'''

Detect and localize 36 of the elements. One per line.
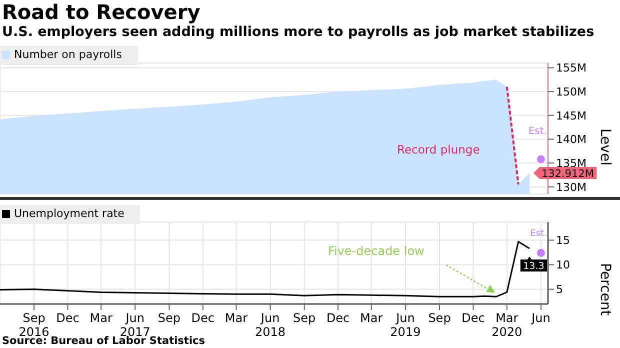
x-tick-label: Dec: [191, 311, 215, 325]
chart-subtitle: U.S. employers seen adding millions more to payrolls as job market stabilizes: [2, 24, 594, 40]
y-tick-label: 15: [556, 234, 570, 248]
y-tick-label: 135M: [556, 156, 586, 170]
y-tick-label: 145M: [556, 109, 586, 122]
legend-label: Number on payrolls: [14, 48, 122, 61]
x-tick-label: Mar: [224, 311, 248, 325]
annotation: Five-decade low: [328, 244, 425, 258]
x-tick-label: Sep: [293, 311, 316, 325]
x-tick-label: Mar 2020: [492, 311, 522, 339]
x-tick-label: Jun 2018: [255, 311, 286, 339]
annotation: Est.: [528, 126, 547, 138]
annotation: Record plunge: [396, 142, 480, 156]
x-tick-label: Jun 2019: [390, 311, 421, 339]
legend-label: Unemployment rate: [14, 207, 124, 220]
x-tick-label: Jun: [530, 311, 550, 325]
y-tick-label: 5: [556, 283, 563, 296]
x-tick-label: Sep: [428, 311, 451, 325]
y-tick-label: 130M: [556, 180, 586, 194]
data-label: 132.912M: [541, 168, 594, 180]
x-tick-label: Mar: [360, 311, 383, 325]
y-axis-title: Percent: [597, 263, 614, 316]
y-tick-label: 155M: [556, 62, 586, 75]
x-tick-label: Mar: [90, 311, 112, 325]
chart-title: Road to Recovery: [2, 0, 200, 24]
y-axis-title: Level: [597, 128, 614, 166]
x-tick-label: Sep: [158, 311, 181, 325]
x-tick-label: Sep 2016: [18, 311, 50, 339]
x-tick-label: Dec: [326, 311, 350, 325]
y-tick-label: 10: [556, 258, 570, 272]
x-tick-label: Dec: [462, 311, 485, 325]
x-tick-label: Dec: [56, 311, 80, 325]
annotation: Est.: [530, 229, 547, 240]
data-label: 13.3: [523, 261, 544, 272]
y-tick-label: 140M: [556, 133, 586, 146]
y-tick-label: 150M: [556, 85, 586, 98]
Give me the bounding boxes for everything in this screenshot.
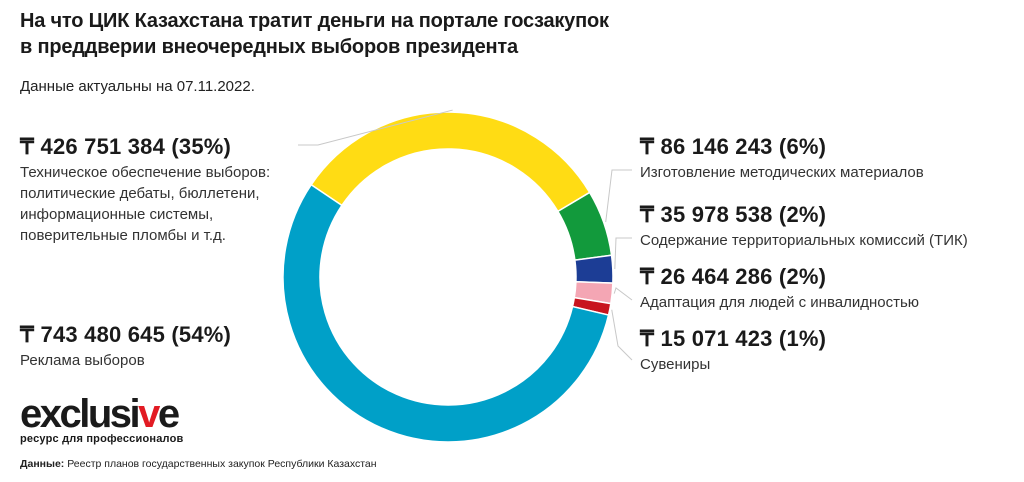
logo-tagline: ресурс для профессионалов — [20, 433, 184, 445]
amount-label-slice-0: ₸ 426 751 384 (35%) — [20, 134, 232, 159]
desc-slice-2: Содержание территориальных комиссий (ТИК… — [640, 232, 968, 249]
logo-word-part-2: v — [138, 392, 160, 436]
donut-slice-5 — [282, 183, 610, 443]
donut-slice-0 — [310, 111, 591, 213]
amount-label-slice-3: ₸ 26 464 286 (2%) — [640, 264, 827, 289]
data-date-note: Данные актуальны на 07.11.2022. — [20, 78, 255, 95]
label-slice-4: ₸ 15 071 423 (1%) Сувениры — [640, 326, 826, 375]
amount-label-slice-4: ₸ 15 071 423 (1%) — [640, 326, 827, 351]
title-line-2: в преддверии внеочередных выборов презид… — [20, 36, 518, 58]
chart-title: На что ЦИК Казахстана тратит деньги на п… — [20, 8, 609, 60]
label-slice-0: ₸ 426 751 384 (35%) Техническое обеспече… — [20, 134, 270, 246]
desc-slice-0-line-3: информационные системы, — [20, 206, 214, 223]
amount-label-slice-1: ₸ 86 146 243 (6%) — [640, 134, 827, 159]
desc-slice-0-line-4: поверительные пломбы и т.д. — [20, 227, 226, 244]
desc-slice-0: Техническое обеспечение выборов: политич… — [20, 162, 270, 246]
desc-slice-4: Сувениры — [640, 356, 711, 373]
data-source: Данные: Реестр планов государственных за… — [20, 458, 377, 470]
label-slice-3: ₸ 26 464 286 (2%) Адаптация для людей с … — [640, 264, 919, 313]
source-text: Реестр планов государственных закупок Ре… — [67, 458, 377, 470]
leader-line-slice-4 — [611, 309, 633, 361]
leader-line-slice-3 — [613, 287, 633, 301]
title-line-1: На что ЦИК Казахстана тратит деньги на п… — [20, 10, 609, 32]
logo-wordmark: exclusive — [20, 394, 183, 434]
label-slice-1: ₸ 86 146 243 (6%) Изготовление методичес… — [640, 134, 924, 183]
leader-line-slice-0 — [298, 109, 453, 146]
desc-slice-3: Адаптация для людей с инвалидностью — [640, 294, 920, 311]
desc-slice-0-line-2: политические дебаты, бюллетени, — [20, 185, 260, 202]
label-slice-5: ₸ 743 480 645 (54%) Реклама выборов — [20, 322, 231, 371]
amount-label-slice-2: ₸ 35 978 538 (2%) — [640, 202, 827, 227]
desc-slice-5: Реклама выборов — [20, 352, 145, 369]
label-slice-2: ₸ 35 978 538 (2%) Содержание территориал… — [640, 202, 968, 251]
logo-word-part-1: exclusi — [20, 392, 141, 436]
leader-line-slice-2 — [614, 237, 632, 270]
donut-slice-2 — [574, 254, 614, 284]
leader-line-slice-1 — [605, 169, 632, 223]
amount-label-slice-5: ₸ 743 480 645 (54%) — [20, 322, 232, 347]
desc-slice-1: Изготовление методических материалов — [640, 164, 924, 181]
source-label: Данные: — [20, 458, 65, 470]
exclusive-logo: exclusive ресурс для профессионалов — [20, 394, 183, 445]
desc-slice-0-line-1: Техническое обеспечение выборов: — [20, 164, 271, 181]
logo-word-part-3: e — [157, 392, 180, 436]
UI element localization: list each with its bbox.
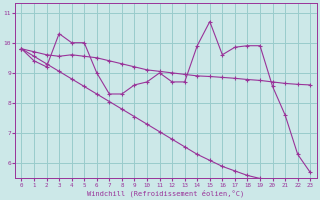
X-axis label: Windchill (Refroidissement éolien,°C): Windchill (Refroidissement éolien,°C) [87,189,244,197]
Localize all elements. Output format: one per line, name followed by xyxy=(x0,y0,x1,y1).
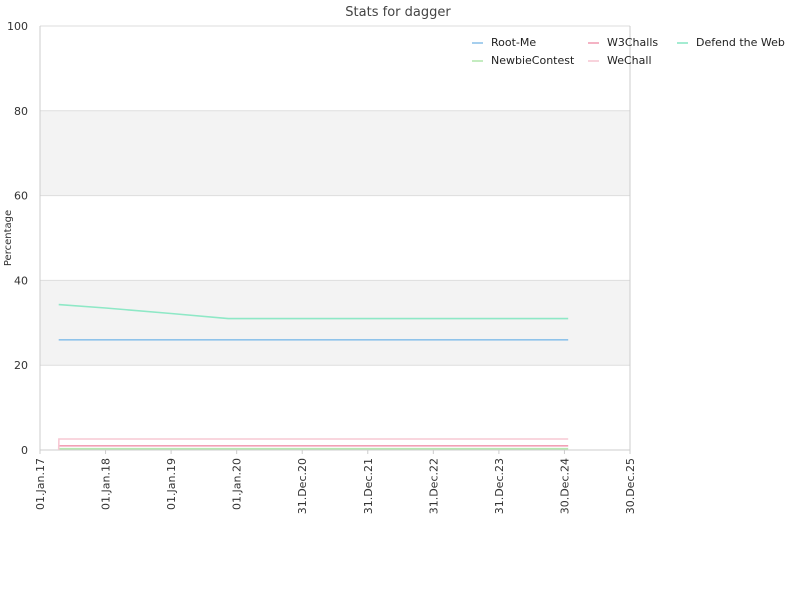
x-tick-label: 01.Jan.19 xyxy=(165,458,178,510)
x-tick-label: 31.Dec.23 xyxy=(493,458,506,514)
series-lines xyxy=(57,303,569,451)
series-line-defend-the-web xyxy=(58,303,569,320)
legend-label-defend-the-web: Defend the Web xyxy=(696,36,785,49)
legend-label-w3challs: W3Challs xyxy=(607,36,658,49)
x-tick-label: 31.Dec.20 xyxy=(296,458,309,514)
x-tick-label: 01.Jan.17 xyxy=(34,458,47,510)
y-axis-label: Percentage xyxy=(3,210,14,266)
x-tick-label: 01.Jan.18 xyxy=(100,458,113,510)
x-tick-label: 30.Dec.25 xyxy=(624,458,637,514)
x-tick-label: 31.Dec.22 xyxy=(427,458,440,514)
legend: Root-Me W3Challs Defend the Web NewbieConte… xyxy=(472,36,785,67)
y-tick-label: 0 xyxy=(21,444,28,457)
plot-band xyxy=(40,110,630,196)
y-tick-label: 80 xyxy=(14,105,28,118)
grid-lines xyxy=(40,25,630,451)
plot-bands xyxy=(40,110,630,366)
y-tick-label: 40 xyxy=(14,274,28,287)
x-tick-label: 31.Dec.21 xyxy=(362,458,375,514)
x-tick-label: 01.Jan.20 xyxy=(231,458,244,510)
legend-label-wechall: WeChall xyxy=(607,54,652,67)
axes xyxy=(39,26,631,454)
chart-title: Stats for dagger xyxy=(345,5,451,20)
series-line-wechall xyxy=(57,438,569,451)
y-tick-label: 20 xyxy=(14,359,28,372)
y-tick-label: 100 xyxy=(7,20,28,33)
x-tick-label: 30.Dec.24 xyxy=(558,458,571,514)
x-tick-labels: 01.Jan.17 01.Jan.18 01.Jan.19 01.Jan.20 31.D… xyxy=(34,458,637,514)
plot-band xyxy=(40,280,630,366)
y-tick-labels: 0 20 40 60 80 100 xyxy=(7,20,28,457)
legend-label-newbiecontest: NewbieContest xyxy=(491,54,575,67)
y-tick-label: 60 xyxy=(14,190,28,203)
legend-label-root-me: Root-Me xyxy=(491,36,536,49)
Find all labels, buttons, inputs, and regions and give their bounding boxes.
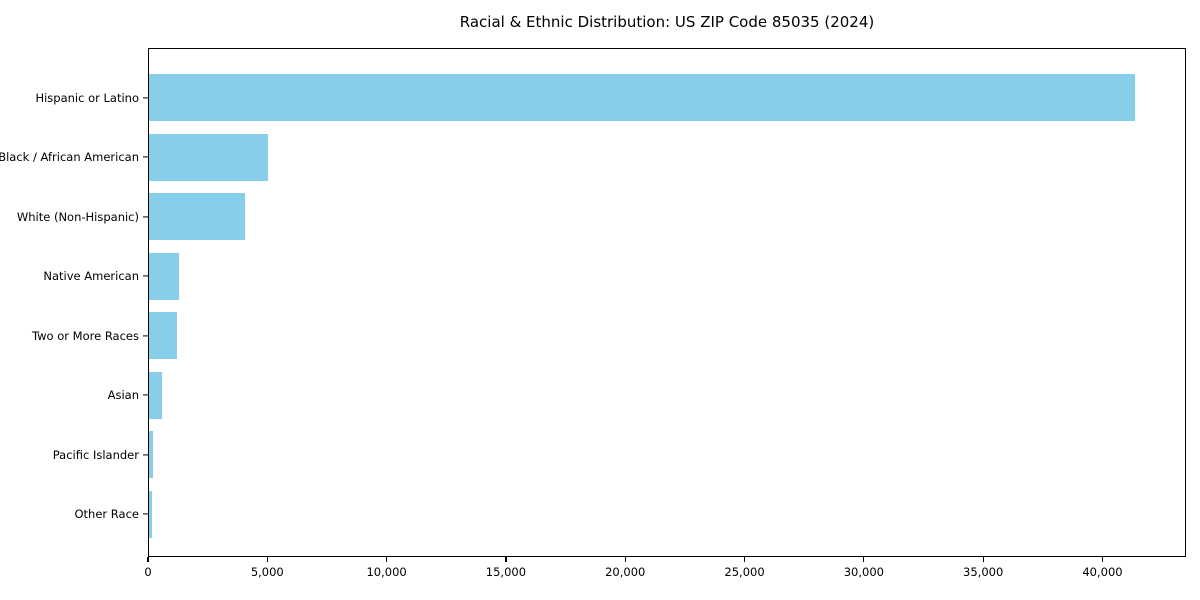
y-tick-mark [142, 335, 148, 337]
x-tick-label: 5,000 [250, 565, 284, 579]
bar-row: White (Non-Hispanic) [17, 187, 1185, 247]
x-tick-label: 20,000 [605, 565, 646, 579]
y-tick-mark [142, 394, 148, 396]
bar-row: Black / African American [0, 128, 1185, 188]
x-tick-label: 30,000 [843, 565, 884, 579]
bar [149, 74, 1135, 122]
x-tick-mark [266, 557, 268, 562]
x-tick-label: 10,000 [366, 565, 407, 579]
plot-area: Hispanic or Latino Black / African Americ… [0, 48, 1186, 557]
bar-row: Asian [108, 366, 1185, 426]
x-tick-mark [624, 557, 626, 562]
category-label: White (Non-Hispanic) [16, 209, 139, 224]
category-label: Asian [107, 388, 139, 403]
x-tick-label: 35,000 [963, 565, 1004, 579]
x-tick-mark [982, 557, 984, 562]
bar-row: Native American [43, 247, 1185, 307]
bar [149, 371, 163, 419]
chart-title: Racial & Ethnic Distribution: US ZIP Cod… [459, 13, 875, 31]
x-tick-mark [743, 557, 746, 562]
x-tick-label: 40,000 [1082, 565, 1123, 579]
bar-rows: Hispanic or Latino Black / African Americ… [0, 49, 1185, 556]
category-label: Pacific Islander [52, 447, 139, 462]
y-tick-mark [142, 454, 148, 456]
bar [149, 312, 177, 360]
category-label: Black / African American [0, 150, 139, 165]
y-tick-mark [142, 97, 148, 99]
bar [149, 252, 179, 300]
bar-row: Other Race [75, 485, 1185, 545]
x-tick-mark [147, 557, 149, 562]
x-tick-mark [1101, 557, 1104, 562]
category-label: Native American [43, 269, 139, 284]
category-label: Two or More Races [32, 328, 139, 343]
x-tick-mark [863, 557, 865, 562]
bar [149, 133, 268, 181]
x-tick-label: 0 [144, 565, 152, 579]
x-tick-label: 25,000 [724, 565, 765, 579]
y-tick-mark [142, 156, 148, 158]
y-tick-mark [142, 513, 148, 515]
bar [149, 193, 245, 241]
bar-row: Two or More Races [32, 306, 1185, 366]
x-tick-mark [505, 557, 507, 562]
bar-row: Pacific Islander [53, 425, 1185, 485]
category-label: Other Race [74, 507, 140, 522]
y-tick-mark [142, 216, 148, 218]
bar [149, 431, 154, 479]
bar-row: Hispanic or Latino [35, 68, 1185, 128]
bar [149, 490, 152, 538]
x-tick-mark [386, 557, 388, 562]
y-tick-mark [142, 275, 148, 277]
category-label: Hispanic or Latino [35, 90, 139, 105]
x-tick-label: 15,000 [485, 565, 527, 579]
x-axis: 0 5,000 10,000 15,000 20,000 25,000 30,000 35,0… [144, 557, 1186, 587]
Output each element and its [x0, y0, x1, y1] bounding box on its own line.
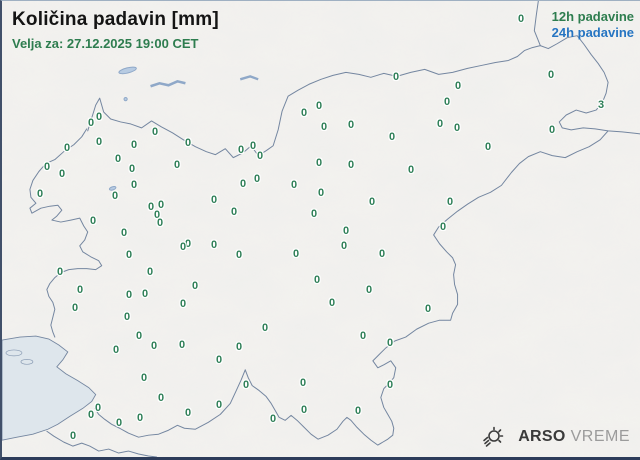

'''

### REQUIRED TASK
Please present the lines above, from the line holding "x-tick-label: Dec: [191, 311, 215, 325]" through the line holding "y-tick-label: 130M: [556, 180, 586, 194]", inclusive, as a Markdown table with the columns Row and Line text. Number each line and leave out any blank lines.

### TASK OUTPUT
| Row | Line text |
|---|---|
| 1 | x-tick-label: Dec: [191, 311, 215, 325] |
| 2 | chart-subtitle: U.S. employers seen adding millions more to payrolls as job market stabilizes: [2, 24, 594, 40] |
| 3 | y-tick-label: 15: [556, 234, 570, 248] |
| 4 | y-tick-label: 135M: [556, 156, 586, 170] |
| 5 | y-tick-label: 145M: [556, 109, 586, 122] |
| 6 | legend-label: Number on payrolls: [14, 48, 122, 61] |
| 7 | x-tick-label: Mar: [224, 311, 248, 325] |
| 8 | annotation: Five-decade low: [328, 244, 425, 258] |
| 9 | x-tick-label: Sep: [293, 311, 316, 325] |
| 10 | x-tick-label: Mar 2020: [492, 311, 522, 339] |
| 11 | x-tick-label: Jun 2018: [255, 311, 286, 339] |
| 12 | annotation: Est.: [528, 126, 547, 138] |
| 13 | annotation: Record plunge: [396, 142, 480, 156] |
| 14 | x-tick-label: Jun 2019: [390, 311, 421, 339] |
| 15 | legend-label: Unemployment rate: [14, 207, 124, 220] |
| 16 | x-tick-label: Jun: [530, 311, 550, 325] |
| 17 | y-tick-label: 5: [556, 283, 563, 296] |
| 18 | x-tick-label: Sep: [428, 311, 451, 325] |
| 19 | y-tick-label: 130M: [556, 180, 586, 194] |